Task statement = Set down the full listing exactly as given. Any pictures are to be left out.

Material provided =
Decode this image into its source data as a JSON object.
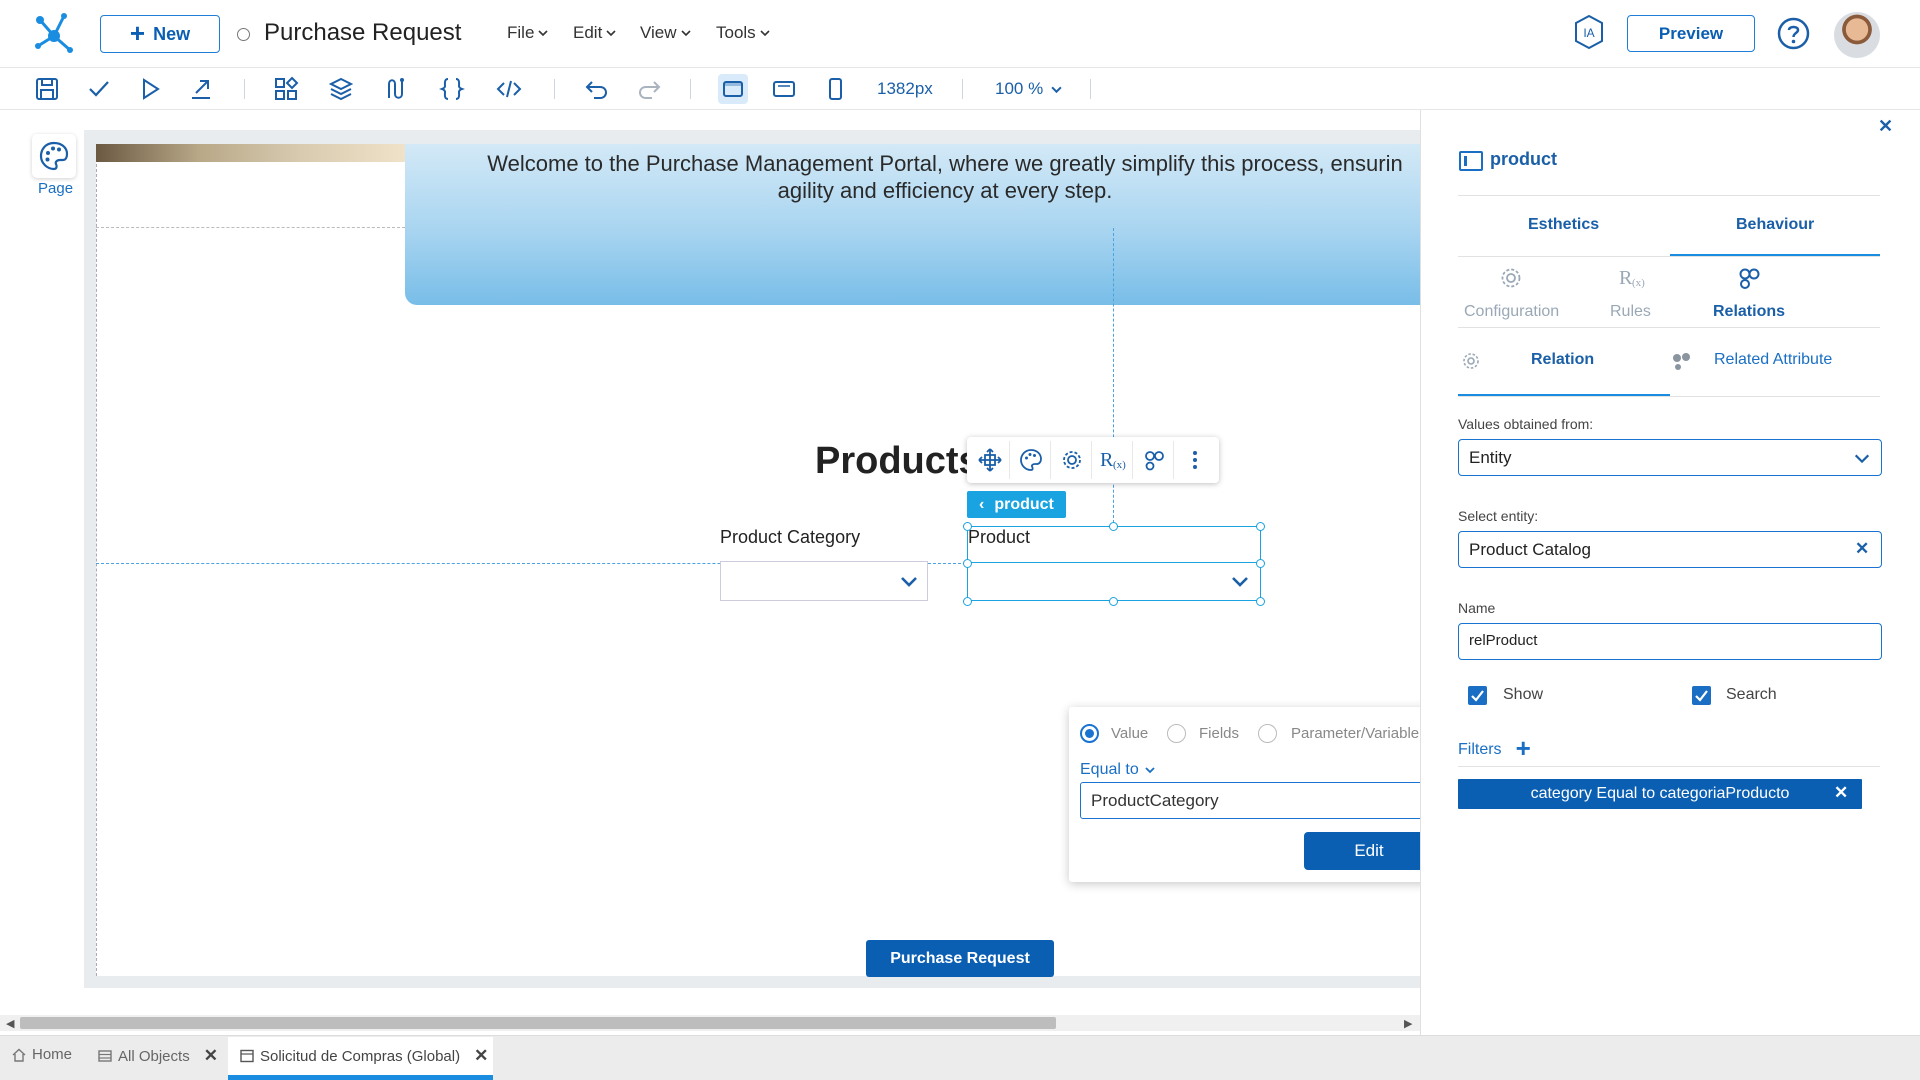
{
  "header": {
    "new_label": "New",
    "doc_title": "Purchase Request",
    "menus": [
      "File",
      "Edit",
      "View",
      "Tools"
    ],
    "ia_label": "IA",
    "preview_label": "Preview"
  },
  "toolbar": {
    "width_value": "1382px",
    "zoom_value": "100 %"
  },
  "left_panel": {
    "page_label": "Page"
  },
  "canvas": {
    "hero_text": "Welcome to the Purchase Management Portal, where we greatly simplify this process, ensurin agility and efficiency at every step.",
    "products_title": "Products",
    "selected_tag": "product",
    "category_label": "Product Category",
    "product_label": "Product",
    "purchase_button": "Purchase Request"
  },
  "filter_popup": {
    "radio_value": "Value",
    "radio_fields": "Fields",
    "radio_param": "Parameter/Variable",
    "operator": "Equal to",
    "value": "ProductCategory",
    "edit_label": "Edit"
  },
  "right_panel": {
    "title": "product",
    "tabs": {
      "esthetics": "Esthetics",
      "behaviour": "Behaviour"
    },
    "subtabs": {
      "configuration": "Configuration",
      "rules": "Rules",
      "relations": "Relations"
    },
    "relation_tabs": {
      "relation": "Relation",
      "related_attribute": "Related Attribute"
    },
    "values_from_label": "Values obtained from:",
    "values_from_value": "Entity",
    "select_entity_label": "Select entity:",
    "select_entity_value": "Product Catalog",
    "name_label": "Name",
    "name_value": "relProduct",
    "show_label": "Show",
    "search_label": "Search",
    "filters_label": "Filters",
    "filter_chip": "category Equal to categoriaProducto"
  },
  "bottom_tabs": {
    "home": "Home",
    "all_objects": "All Objects",
    "active_tab": "Solicitud de Compras (Global)"
  },
  "colors": {
    "accent": "#1a73d0",
    "primary_button": "#0b5fb3",
    "selection": "#19a3e0"
  }
}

The reply =
Decode this image into its source data as a JSON object.
{
  "header": {
    "new_label": "New",
    "doc_title": "Purchase Request",
    "menus": [
      "File",
      "Edit",
      "View",
      "Tools"
    ],
    "ia_label": "IA",
    "preview_label": "Preview"
  },
  "toolbar": {
    "width_value": "1382px",
    "zoom_value": "100 %"
  },
  "left_panel": {
    "page_label": "Page"
  },
  "canvas": {
    "hero_text": "Welcome to the Purchase Management Portal, where we greatly simplify this process, ensurin agility and efficiency at every step.",
    "products_title": "Products",
    "selected_tag": "product",
    "category_label": "Product Category",
    "product_label": "Product",
    "purchase_button": "Purchase Request"
  },
  "filter_popup": {
    "radio_value": "Value",
    "radio_fields": "Fields",
    "radio_param": "Parameter/Variable",
    "operator": "Equal to",
    "value": "ProductCategory",
    "edit_label": "Edit"
  },
  "right_panel": {
    "title": "product",
    "tabs": {
      "esthetics": "Esthetics",
      "behaviour": "Behaviour"
    },
    "subtabs": {
      "configuration": "Configuration",
      "rules": "Rules",
      "relations": "Relations"
    },
    "relation_tabs": {
      "relation": "Relation",
      "related_attribute": "Related Attribute"
    },
    "values_from_label": "Values obtained from:",
    "values_from_value": "Entity",
    "select_entity_label": "Select entity:",
    "select_entity_value": "Product Catalog",
    "name_label": "Name",
    "name_value": "relProduct",
    "show_label": "Show",
    "search_label": "Search",
    "filters_label": "Filters",
    "filter_chip": "category Equal to categoriaProducto"
  },
  "bottom_tabs": {
    "home": "Home",
    "all_objects": "All Objects",
    "active_tab": "Solicitud de Compras (Global)"
  },
  "colors": {
    "accent": "#1a73d0",
    "primary_button": "#0b5fb3",
    "selection": "#19a3e0"
  }
}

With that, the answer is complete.